# [Prompt]
Extract each line of the records below that contains the word "ylabel".

# [Exercise input]
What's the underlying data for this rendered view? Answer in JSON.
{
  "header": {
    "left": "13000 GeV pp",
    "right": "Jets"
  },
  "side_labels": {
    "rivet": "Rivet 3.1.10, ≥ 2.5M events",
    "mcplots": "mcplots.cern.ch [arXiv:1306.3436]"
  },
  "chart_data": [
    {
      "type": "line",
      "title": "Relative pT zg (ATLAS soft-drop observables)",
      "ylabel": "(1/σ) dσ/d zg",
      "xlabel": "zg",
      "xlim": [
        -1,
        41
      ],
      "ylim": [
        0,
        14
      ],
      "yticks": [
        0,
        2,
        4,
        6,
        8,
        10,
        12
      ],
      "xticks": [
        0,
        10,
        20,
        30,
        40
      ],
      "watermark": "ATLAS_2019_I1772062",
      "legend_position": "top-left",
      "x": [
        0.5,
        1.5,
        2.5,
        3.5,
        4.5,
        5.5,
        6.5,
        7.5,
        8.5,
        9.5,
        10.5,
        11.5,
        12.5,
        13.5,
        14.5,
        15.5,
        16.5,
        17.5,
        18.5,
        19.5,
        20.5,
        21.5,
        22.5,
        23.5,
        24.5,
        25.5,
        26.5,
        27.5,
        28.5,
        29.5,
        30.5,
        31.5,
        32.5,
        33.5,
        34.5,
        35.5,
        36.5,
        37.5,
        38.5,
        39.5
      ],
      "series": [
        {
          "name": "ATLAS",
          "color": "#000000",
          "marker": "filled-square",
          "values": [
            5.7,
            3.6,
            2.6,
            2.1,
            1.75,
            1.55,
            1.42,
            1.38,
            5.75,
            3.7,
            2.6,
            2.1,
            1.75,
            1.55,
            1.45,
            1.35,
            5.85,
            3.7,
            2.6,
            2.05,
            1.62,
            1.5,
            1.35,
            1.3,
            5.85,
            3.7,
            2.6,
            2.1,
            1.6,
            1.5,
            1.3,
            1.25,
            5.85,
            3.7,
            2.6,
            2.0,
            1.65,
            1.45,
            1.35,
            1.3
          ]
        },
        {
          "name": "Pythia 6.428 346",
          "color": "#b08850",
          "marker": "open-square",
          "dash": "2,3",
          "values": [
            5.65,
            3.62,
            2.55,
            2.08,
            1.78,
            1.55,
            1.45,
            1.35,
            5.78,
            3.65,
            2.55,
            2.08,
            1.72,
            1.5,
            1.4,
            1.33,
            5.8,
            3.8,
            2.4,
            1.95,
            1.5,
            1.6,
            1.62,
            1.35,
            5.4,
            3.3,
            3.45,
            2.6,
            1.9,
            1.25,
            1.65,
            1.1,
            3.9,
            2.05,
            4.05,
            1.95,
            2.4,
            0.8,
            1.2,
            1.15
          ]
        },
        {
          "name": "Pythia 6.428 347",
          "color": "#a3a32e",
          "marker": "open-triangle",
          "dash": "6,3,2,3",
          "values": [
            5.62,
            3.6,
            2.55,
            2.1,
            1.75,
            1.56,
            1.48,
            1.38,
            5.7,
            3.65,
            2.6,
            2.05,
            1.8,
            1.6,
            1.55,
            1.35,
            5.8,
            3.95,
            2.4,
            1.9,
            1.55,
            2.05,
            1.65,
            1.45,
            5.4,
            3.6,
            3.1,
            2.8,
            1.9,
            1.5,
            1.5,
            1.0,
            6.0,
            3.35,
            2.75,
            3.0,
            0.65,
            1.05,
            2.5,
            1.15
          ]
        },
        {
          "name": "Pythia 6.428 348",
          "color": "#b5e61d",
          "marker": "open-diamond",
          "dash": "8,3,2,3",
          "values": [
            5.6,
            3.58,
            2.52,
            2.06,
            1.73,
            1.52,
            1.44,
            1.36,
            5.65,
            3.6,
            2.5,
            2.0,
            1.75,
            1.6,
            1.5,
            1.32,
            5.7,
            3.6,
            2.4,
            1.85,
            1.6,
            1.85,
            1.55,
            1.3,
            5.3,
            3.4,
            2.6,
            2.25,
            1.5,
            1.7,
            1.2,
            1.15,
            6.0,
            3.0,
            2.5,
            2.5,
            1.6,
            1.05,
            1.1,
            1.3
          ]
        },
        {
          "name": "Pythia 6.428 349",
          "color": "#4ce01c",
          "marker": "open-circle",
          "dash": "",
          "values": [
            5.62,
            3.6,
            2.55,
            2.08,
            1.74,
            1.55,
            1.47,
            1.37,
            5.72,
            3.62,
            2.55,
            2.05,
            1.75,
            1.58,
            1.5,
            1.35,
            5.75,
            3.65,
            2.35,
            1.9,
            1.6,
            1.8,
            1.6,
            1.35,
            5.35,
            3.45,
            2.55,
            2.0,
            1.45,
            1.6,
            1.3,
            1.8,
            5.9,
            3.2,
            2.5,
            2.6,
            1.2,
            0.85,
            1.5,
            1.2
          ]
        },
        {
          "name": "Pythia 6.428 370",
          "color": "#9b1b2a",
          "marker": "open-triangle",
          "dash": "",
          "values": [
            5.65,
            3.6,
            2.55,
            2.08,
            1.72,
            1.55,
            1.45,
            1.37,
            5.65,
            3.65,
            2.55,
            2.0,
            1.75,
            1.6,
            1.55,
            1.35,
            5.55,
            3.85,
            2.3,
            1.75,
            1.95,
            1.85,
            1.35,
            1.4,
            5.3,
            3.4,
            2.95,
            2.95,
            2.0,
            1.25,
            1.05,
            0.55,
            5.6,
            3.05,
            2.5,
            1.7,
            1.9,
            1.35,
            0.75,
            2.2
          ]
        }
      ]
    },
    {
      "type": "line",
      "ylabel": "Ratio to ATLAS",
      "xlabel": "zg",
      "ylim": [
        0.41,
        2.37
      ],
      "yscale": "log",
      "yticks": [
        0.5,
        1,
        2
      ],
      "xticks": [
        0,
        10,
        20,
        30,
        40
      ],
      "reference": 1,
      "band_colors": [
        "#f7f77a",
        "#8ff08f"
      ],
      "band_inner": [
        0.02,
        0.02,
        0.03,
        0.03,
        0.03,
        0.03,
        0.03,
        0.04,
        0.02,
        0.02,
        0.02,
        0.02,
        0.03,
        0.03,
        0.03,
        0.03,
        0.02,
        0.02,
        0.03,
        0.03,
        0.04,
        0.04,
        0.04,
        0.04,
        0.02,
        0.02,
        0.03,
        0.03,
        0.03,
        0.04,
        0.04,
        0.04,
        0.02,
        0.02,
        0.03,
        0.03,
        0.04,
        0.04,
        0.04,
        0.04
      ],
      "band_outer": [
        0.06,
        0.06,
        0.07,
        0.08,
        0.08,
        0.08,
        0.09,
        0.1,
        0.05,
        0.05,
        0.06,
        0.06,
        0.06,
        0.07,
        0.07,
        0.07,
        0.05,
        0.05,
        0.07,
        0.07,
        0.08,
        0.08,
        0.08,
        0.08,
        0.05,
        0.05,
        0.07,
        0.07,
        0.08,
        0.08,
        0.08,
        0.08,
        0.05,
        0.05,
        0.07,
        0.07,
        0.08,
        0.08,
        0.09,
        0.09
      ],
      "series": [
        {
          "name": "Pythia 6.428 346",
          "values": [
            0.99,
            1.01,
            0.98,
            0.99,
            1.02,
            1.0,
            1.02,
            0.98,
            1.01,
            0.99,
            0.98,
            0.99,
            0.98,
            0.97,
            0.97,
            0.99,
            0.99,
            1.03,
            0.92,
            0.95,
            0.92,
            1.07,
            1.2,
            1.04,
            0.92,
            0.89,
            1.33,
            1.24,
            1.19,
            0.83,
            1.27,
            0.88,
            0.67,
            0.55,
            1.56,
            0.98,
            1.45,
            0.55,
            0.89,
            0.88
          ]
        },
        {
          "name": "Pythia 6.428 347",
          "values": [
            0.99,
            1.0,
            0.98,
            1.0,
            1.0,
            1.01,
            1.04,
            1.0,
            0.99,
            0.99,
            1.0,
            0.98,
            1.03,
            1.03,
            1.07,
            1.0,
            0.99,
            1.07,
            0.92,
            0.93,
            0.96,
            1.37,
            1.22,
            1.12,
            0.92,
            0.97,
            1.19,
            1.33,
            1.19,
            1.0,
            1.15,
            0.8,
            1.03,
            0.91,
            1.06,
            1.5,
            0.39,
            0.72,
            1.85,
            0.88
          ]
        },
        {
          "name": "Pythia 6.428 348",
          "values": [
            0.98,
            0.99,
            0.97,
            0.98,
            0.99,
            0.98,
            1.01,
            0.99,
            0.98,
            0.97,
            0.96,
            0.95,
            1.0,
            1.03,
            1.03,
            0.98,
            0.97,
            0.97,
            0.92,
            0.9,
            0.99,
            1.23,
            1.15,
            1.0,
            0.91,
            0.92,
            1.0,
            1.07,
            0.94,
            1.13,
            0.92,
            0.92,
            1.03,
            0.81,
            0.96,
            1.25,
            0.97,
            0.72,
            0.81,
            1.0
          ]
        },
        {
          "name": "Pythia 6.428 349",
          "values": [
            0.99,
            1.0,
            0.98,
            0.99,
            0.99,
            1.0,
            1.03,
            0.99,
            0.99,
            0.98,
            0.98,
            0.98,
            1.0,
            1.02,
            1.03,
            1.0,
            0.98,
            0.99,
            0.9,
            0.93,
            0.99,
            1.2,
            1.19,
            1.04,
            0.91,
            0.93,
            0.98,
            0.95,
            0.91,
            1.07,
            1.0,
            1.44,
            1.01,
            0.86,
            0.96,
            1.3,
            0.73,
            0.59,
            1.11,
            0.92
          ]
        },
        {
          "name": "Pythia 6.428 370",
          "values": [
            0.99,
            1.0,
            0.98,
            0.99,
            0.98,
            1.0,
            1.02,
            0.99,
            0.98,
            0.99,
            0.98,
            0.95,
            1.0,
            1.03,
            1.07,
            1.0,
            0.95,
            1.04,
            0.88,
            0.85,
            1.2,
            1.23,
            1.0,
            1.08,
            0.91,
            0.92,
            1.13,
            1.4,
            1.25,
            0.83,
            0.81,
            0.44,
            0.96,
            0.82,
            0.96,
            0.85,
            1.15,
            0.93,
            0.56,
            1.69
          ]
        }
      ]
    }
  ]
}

# [The reply]
      "ylabel": "(1/σ) dσ/d zg",
      "ylabel": "Ratio to ATLAS",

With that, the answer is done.